# [THE TASK]
Quote all of the data exactly as given. Skip every picture it contains.

─── SUPPLIED DATA

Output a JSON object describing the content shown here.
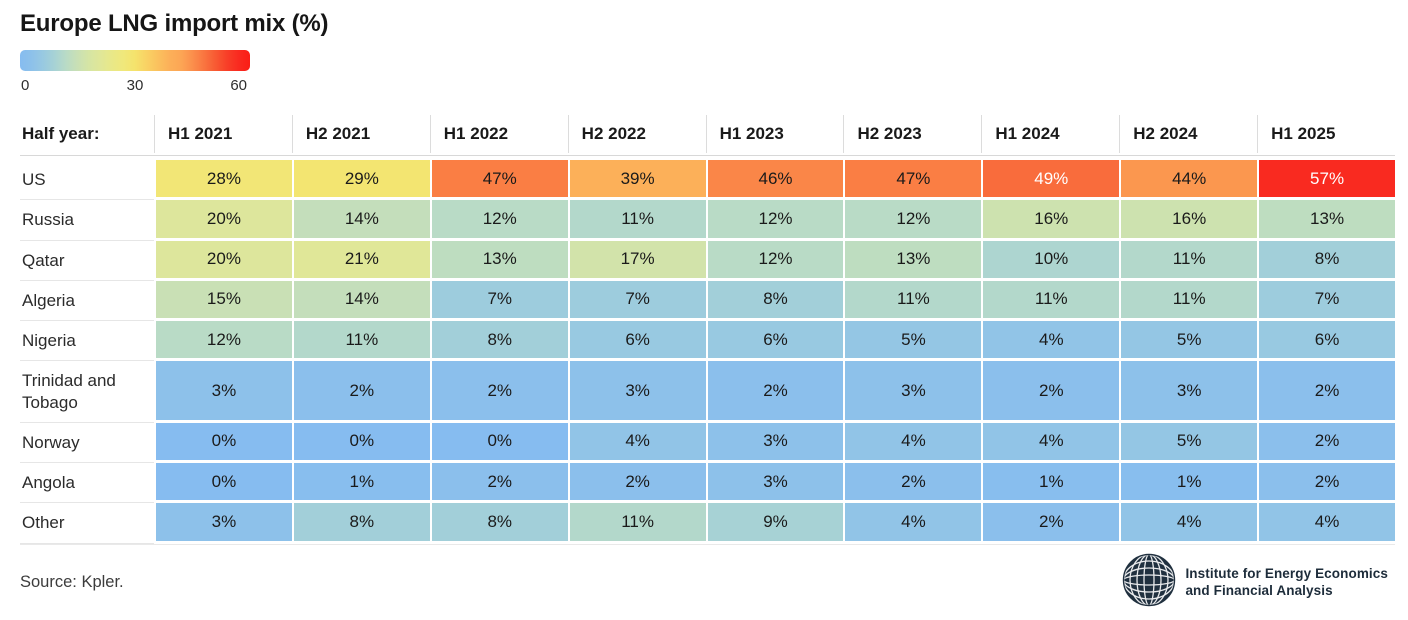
{
  "title": "Europe LNG import mix (%)",
  "legend": {
    "ticks": [
      "0",
      "30",
      "60"
    ]
  },
  "table": {
    "corner_label": "Half year:"
  },
  "footer": {
    "source": "Source: Kpler.",
    "logo_line1": "Institute for Energy Economics",
    "logo_line2": "and Financial Analysis"
  },
  "colors": {
    "title_text": "#161616",
    "cell_text_dark": "#1a1a1a",
    "cell_text_light": "#ffffff",
    "logo_navy": "#1d2c3a"
  },
  "chart_data": {
    "type": "heatmap",
    "title": "Europe LNG import mix (%)",
    "unit": "%",
    "columns": [
      "H1 2021",
      "H2 2021",
      "H1 2022",
      "H2 2022",
      "H1 2023",
      "H2 2023",
      "H1 2024",
      "H2 2024",
      "H1 2025"
    ],
    "rows": [
      {
        "label": "US",
        "values": [
          28,
          29,
          47,
          39,
          46,
          47,
          49,
          44,
          57
        ]
      },
      {
        "label": "Russia",
        "values": [
          20,
          14,
          12,
          11,
          12,
          12,
          16,
          16,
          13
        ]
      },
      {
        "label": "Qatar",
        "values": [
          20,
          21,
          13,
          17,
          12,
          13,
          10,
          11,
          8
        ]
      },
      {
        "label": "Algeria",
        "values": [
          15,
          14,
          7,
          7,
          8,
          11,
          11,
          11,
          7
        ]
      },
      {
        "label": "Nigeria",
        "values": [
          12,
          11,
          8,
          6,
          6,
          5,
          4,
          5,
          6
        ]
      },
      {
        "label": "Trinidad and Tobago",
        "values": [
          3,
          2,
          2,
          3,
          2,
          3,
          2,
          3,
          2
        ]
      },
      {
        "label": "Norway",
        "values": [
          0,
          0,
          0,
          4,
          3,
          4,
          4,
          5,
          2
        ]
      },
      {
        "label": "Angola",
        "values": [
          0,
          1,
          2,
          2,
          3,
          2,
          1,
          1,
          2
        ]
      },
      {
        "label": "Other",
        "values": [
          3,
          8,
          8,
          11,
          9,
          4,
          2,
          4,
          4
        ]
      }
    ],
    "color_domain": [
      0,
      60
    ],
    "legend_ticks": [
      0,
      30,
      60
    ],
    "white_text_threshold": 48,
    "colormap_stops": [
      {
        "v": 0,
        "c": "#86bcf0"
      },
      {
        "v": 3,
        "c": "#8dc1ea"
      },
      {
        "v": 6,
        "c": "#98c9e1"
      },
      {
        "v": 9,
        "c": "#a7d2d5"
      },
      {
        "v": 12,
        "c": "#b9dbc6"
      },
      {
        "v": 15,
        "c": "#c9e0b5"
      },
      {
        "v": 18,
        "c": "#d6e5a4"
      },
      {
        "v": 21,
        "c": "#e0e798"
      },
      {
        "v": 24,
        "c": "#e9e888"
      },
      {
        "v": 27,
        "c": "#f0e87b"
      },
      {
        "v": 30,
        "c": "#f5e36c"
      },
      {
        "v": 33,
        "c": "#f9d264"
      },
      {
        "v": 36,
        "c": "#fbc15e"
      },
      {
        "v": 39,
        "c": "#fcb059"
      },
      {
        "v": 42,
        "c": "#fca655"
      },
      {
        "v": 45,
        "c": "#fb8f4c"
      },
      {
        "v": 48,
        "c": "#f97540"
      },
      {
        "v": 51,
        "c": "#f85a33"
      },
      {
        "v": 54,
        "c": "#f83f28"
      },
      {
        "v": 57,
        "c": "#f92a20"
      },
      {
        "v": 60,
        "c": "#fa1d15"
      }
    ]
  }
}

──────

# [CORRECT ANSWER]
Output a JSON object describing the content shown here.
{
  "title": "Europe LNG import mix (%)",
  "legend": {
    "ticks": [
      "0",
      "30",
      "60"
    ]
  },
  "table": {
    "corner_label": "Half year:"
  },
  "footer": {
    "source": "Source: Kpler.",
    "logo_line1": "Institute for Energy Economics",
    "logo_line2": "and Financial Analysis"
  },
  "colors": {
    "title_text": "#161616",
    "cell_text_dark": "#1a1a1a",
    "cell_text_light": "#ffffff",
    "logo_navy": "#1d2c3a"
  },
  "chart_data": {
    "type": "heatmap",
    "title": "Europe LNG import mix (%)",
    "unit": "%",
    "columns": [
      "H1 2021",
      "H2 2021",
      "H1 2022",
      "H2 2022",
      "H1 2023",
      "H2 2023",
      "H1 2024",
      "H2 2024",
      "H1 2025"
    ],
    "rows": [
      {
        "label": "US",
        "values": [
          28,
          29,
          47,
          39,
          46,
          47,
          49,
          44,
          57
        ]
      },
      {
        "label": "Russia",
        "values": [
          20,
          14,
          12,
          11,
          12,
          12,
          16,
          16,
          13
        ]
      },
      {
        "label": "Qatar",
        "values": [
          20,
          21,
          13,
          17,
          12,
          13,
          10,
          11,
          8
        ]
      },
      {
        "label": "Algeria",
        "values": [
          15,
          14,
          7,
          7,
          8,
          11,
          11,
          11,
          7
        ]
      },
      {
        "label": "Nigeria",
        "values": [
          12,
          11,
          8,
          6,
          6,
          5,
          4,
          5,
          6
        ]
      },
      {
        "label": "Trinidad and Tobago",
        "values": [
          3,
          2,
          2,
          3,
          2,
          3,
          2,
          3,
          2
        ]
      },
      {
        "label": "Norway",
        "values": [
          0,
          0,
          0,
          4,
          3,
          4,
          4,
          5,
          2
        ]
      },
      {
        "label": "Angola",
        "values": [
          0,
          1,
          2,
          2,
          3,
          2,
          1,
          1,
          2
        ]
      },
      {
        "label": "Other",
        "values": [
          3,
          8,
          8,
          11,
          9,
          4,
          2,
          4,
          4
        ]
      }
    ],
    "color_domain": [
      0,
      60
    ],
    "legend_ticks": [
      0,
      30,
      60
    ],
    "white_text_threshold": 48,
    "colormap_stops": [
      {
        "v": 0,
        "c": "#86bcf0"
      },
      {
        "v": 3,
        "c": "#8dc1ea"
      },
      {
        "v": 6,
        "c": "#98c9e1"
      },
      {
        "v": 9,
        "c": "#a7d2d5"
      },
      {
        "v": 12,
        "c": "#b9dbc6"
      },
      {
        "v": 15,
        "c": "#c9e0b5"
      },
      {
        "v": 18,
        "c": "#d6e5a4"
      },
      {
        "v": 21,
        "c": "#e0e798"
      },
      {
        "v": 24,
        "c": "#e9e888"
      },
      {
        "v": 27,
        "c": "#f0e87b"
      },
      {
        "v": 30,
        "c": "#f5e36c"
      },
      {
        "v": 33,
        "c": "#f9d264"
      },
      {
        "v": 36,
        "c": "#fbc15e"
      },
      {
        "v": 39,
        "c": "#fcb059"
      },
      {
        "v": 42,
        "c": "#fca655"
      },
      {
        "v": 45,
        "c": "#fb8f4c"
      },
      {
        "v": 48,
        "c": "#f97540"
      },
      {
        "v": 51,
        "c": "#f85a33"
      },
      {
        "v": 54,
        "c": "#f83f28"
      },
      {
        "v": 57,
        "c": "#f92a20"
      },
      {
        "v": 60,
        "c": "#fa1d15"
      }
    ]
  }
}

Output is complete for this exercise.